- _RECORDS SHOWN_
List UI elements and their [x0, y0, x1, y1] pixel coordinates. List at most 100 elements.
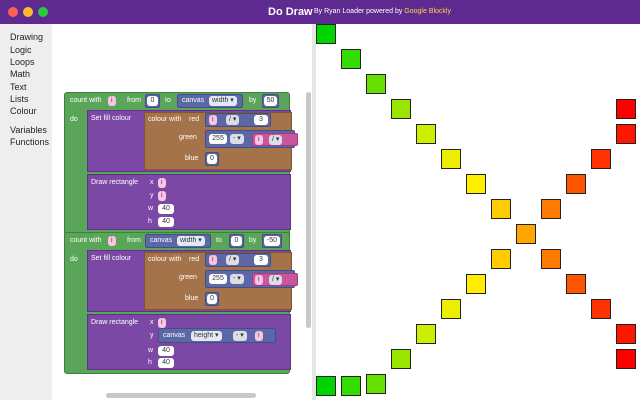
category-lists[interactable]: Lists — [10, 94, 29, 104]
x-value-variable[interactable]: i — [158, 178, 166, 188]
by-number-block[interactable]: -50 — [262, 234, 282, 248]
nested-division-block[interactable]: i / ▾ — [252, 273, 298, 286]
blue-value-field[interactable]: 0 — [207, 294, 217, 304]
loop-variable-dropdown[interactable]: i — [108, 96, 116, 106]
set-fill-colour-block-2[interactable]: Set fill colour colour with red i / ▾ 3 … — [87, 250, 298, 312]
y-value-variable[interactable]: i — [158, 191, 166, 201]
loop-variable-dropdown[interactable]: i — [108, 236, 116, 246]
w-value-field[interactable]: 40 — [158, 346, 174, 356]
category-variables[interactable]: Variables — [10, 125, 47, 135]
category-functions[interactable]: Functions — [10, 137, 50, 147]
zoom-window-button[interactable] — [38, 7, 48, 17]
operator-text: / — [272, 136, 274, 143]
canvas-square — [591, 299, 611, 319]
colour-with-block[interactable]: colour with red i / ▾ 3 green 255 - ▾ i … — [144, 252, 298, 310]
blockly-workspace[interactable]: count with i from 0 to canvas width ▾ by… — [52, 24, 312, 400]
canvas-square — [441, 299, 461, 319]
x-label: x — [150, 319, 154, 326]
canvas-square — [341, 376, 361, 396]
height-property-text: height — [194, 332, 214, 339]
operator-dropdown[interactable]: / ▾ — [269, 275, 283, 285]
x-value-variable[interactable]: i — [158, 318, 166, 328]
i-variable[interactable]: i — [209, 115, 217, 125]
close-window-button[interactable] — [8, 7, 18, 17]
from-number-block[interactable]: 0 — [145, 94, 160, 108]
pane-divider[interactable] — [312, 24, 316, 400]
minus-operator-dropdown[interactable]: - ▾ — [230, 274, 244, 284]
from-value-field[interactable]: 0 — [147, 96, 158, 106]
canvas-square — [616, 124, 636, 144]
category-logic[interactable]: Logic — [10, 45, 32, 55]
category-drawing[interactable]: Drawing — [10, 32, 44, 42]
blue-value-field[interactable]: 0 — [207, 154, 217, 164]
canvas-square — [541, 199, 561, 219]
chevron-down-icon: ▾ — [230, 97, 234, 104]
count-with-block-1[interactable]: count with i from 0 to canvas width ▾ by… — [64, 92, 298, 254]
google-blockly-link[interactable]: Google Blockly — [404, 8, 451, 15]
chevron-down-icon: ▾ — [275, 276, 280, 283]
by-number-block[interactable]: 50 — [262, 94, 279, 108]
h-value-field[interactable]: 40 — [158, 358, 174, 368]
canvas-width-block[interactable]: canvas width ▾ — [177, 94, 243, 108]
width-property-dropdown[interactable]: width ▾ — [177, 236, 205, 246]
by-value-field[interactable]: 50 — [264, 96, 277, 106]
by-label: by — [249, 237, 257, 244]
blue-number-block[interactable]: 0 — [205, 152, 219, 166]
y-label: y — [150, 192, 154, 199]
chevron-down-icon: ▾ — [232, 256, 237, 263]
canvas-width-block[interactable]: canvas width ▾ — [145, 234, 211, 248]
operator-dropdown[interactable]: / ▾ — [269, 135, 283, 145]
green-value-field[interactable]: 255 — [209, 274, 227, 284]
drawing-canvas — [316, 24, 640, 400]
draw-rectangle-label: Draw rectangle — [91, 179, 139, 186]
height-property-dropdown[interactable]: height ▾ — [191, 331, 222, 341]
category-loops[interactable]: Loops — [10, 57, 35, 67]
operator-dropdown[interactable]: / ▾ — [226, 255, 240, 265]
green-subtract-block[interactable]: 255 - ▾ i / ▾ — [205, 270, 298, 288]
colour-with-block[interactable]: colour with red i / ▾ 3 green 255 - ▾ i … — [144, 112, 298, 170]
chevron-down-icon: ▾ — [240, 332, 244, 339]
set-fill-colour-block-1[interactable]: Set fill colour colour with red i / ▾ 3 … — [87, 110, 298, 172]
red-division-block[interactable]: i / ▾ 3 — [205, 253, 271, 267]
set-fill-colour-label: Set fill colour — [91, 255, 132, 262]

- _WHAT YOU ARE ASKED TO DO_
Update the material above by replacing every instance of "canvas-square" with "canvas-tile" and reproducing all other text unchanged. Omit the picture from your answer.

- _REPLY TO THE EXERCISE_
List UI elements and their [x0, y0, x1, y1] pixel coordinates. List at most 100 elements.
category-lists[interactable]: Lists — [10, 94, 29, 104]
x-value-variable[interactable]: i — [158, 178, 166, 188]
by-number-block[interactable]: -50 — [262, 234, 282, 248]
nested-division-block[interactable]: i / ▾ — [252, 273, 298, 286]
blue-value-field[interactable]: 0 — [207, 294, 217, 304]
loop-variable-dropdown[interactable]: i — [108, 96, 116, 106]
set-fill-colour-block-2[interactable]: Set fill colour colour with red i / ▾ 3 … — [87, 250, 298, 312]
y-value-variable[interactable]: i — [158, 191, 166, 201]
loop-variable-dropdown[interactable]: i — [108, 236, 116, 246]
w-value-field[interactable]: 40 — [158, 346, 174, 356]
category-variables[interactable]: Variables — [10, 125, 47, 135]
category-functions[interactable]: Functions — [10, 137, 50, 147]
zoom-window-button[interactable] — [38, 7, 48, 17]
operator-text: / — [272, 136, 274, 143]
canvas-tile — [591, 299, 611, 319]
colour-with-block[interactable]: colour with red i / ▾ 3 green 255 - ▾ i … — [144, 252, 298, 310]
blockly-workspace[interactable]: count with i from 0 to canvas width ▾ by… — [52, 24, 312, 400]
canvas-tile — [441, 299, 461, 319]
x-label: x — [150, 319, 154, 326]
canvas-tile — [341, 376, 361, 396]
height-property-text: height — [194, 332, 214, 339]
operator-dropdown[interactable]: / ▾ — [269, 275, 283, 285]
x-value-variable[interactable]: i — [158, 318, 166, 328]
i-variable[interactable]: i — [209, 115, 217, 125]
close-window-button[interactable] — [8, 7, 18, 17]
from-number-block[interactable]: 0 — [145, 94, 160, 108]
pane-divider[interactable] — [312, 24, 316, 400]
minus-operator-dropdown[interactable]: - ▾ — [230, 274, 244, 284]
from-value-field[interactable]: 0 — [147, 96, 158, 106]
canvas-tile — [616, 124, 636, 144]
category-logic[interactable]: Logic — [10, 45, 32, 55]
category-drawing[interactable]: Drawing — [10, 32, 44, 42]
blue-value-field[interactable]: 0 — [207, 154, 217, 164]
canvas-tile — [541, 199, 561, 219]
chevron-down-icon: ▾ — [230, 97, 234, 104]
count-with-block-1[interactable]: count with i from 0 to canvas width ▾ by… — [64, 92, 298, 254]
google-blockly-link[interactable]: Google Blockly — [404, 8, 451, 15]
chevron-down-icon: ▾ — [275, 276, 280, 283]
by-number-block[interactable]: 50 — [262, 94, 279, 108]
h-value-field[interactable]: 40 — [158, 358, 174, 368]
canvas-width-block[interactable]: canvas width ▾ — [177, 94, 243, 108]
width-property-dropdown[interactable]: width ▾ — [177, 236, 205, 246]
by-value-field[interactable]: 50 — [264, 96, 277, 106]
by-label: by — [249, 237, 257, 244]
blue-number-block[interactable]: 0 — [205, 152, 219, 166]
y-label: y — [150, 192, 154, 199]
chevron-down-icon: ▾ — [232, 256, 237, 263]
canvas-width-block[interactable]: canvas width ▾ — [145, 234, 211, 248]
operator-dropdown[interactable]: / ▾ — [269, 135, 283, 145]
green-value-field[interactable]: 255 — [209, 274, 227, 284]
drawing-canvas — [316, 24, 640, 400]
draw-rectangle-label: Draw rectangle — [91, 179, 139, 186]
height-property-dropdown[interactable]: height ▾ — [191, 331, 222, 341]
category-loops[interactable]: Loops — [10, 57, 35, 67]
operator-dropdown[interactable]: / ▾ — [226, 255, 240, 265]
green-subtract-block[interactable]: 255 - ▾ i / ▾ — [205, 270, 298, 288]
colour-with-block[interactable]: colour with red i / ▾ 3 green 255 - ▾ i … — [144, 112, 298, 170]
chevron-down-icon: ▾ — [240, 332, 244, 339]
set-fill-colour-block-1[interactable]: Set fill colour colour with red i / ▾ 3 … — [87, 110, 298, 172]
red-division-block[interactable]: i / ▾ 3 — [205, 253, 271, 267]
set-fill-colour-label: Set fill colour — [91, 255, 132, 262]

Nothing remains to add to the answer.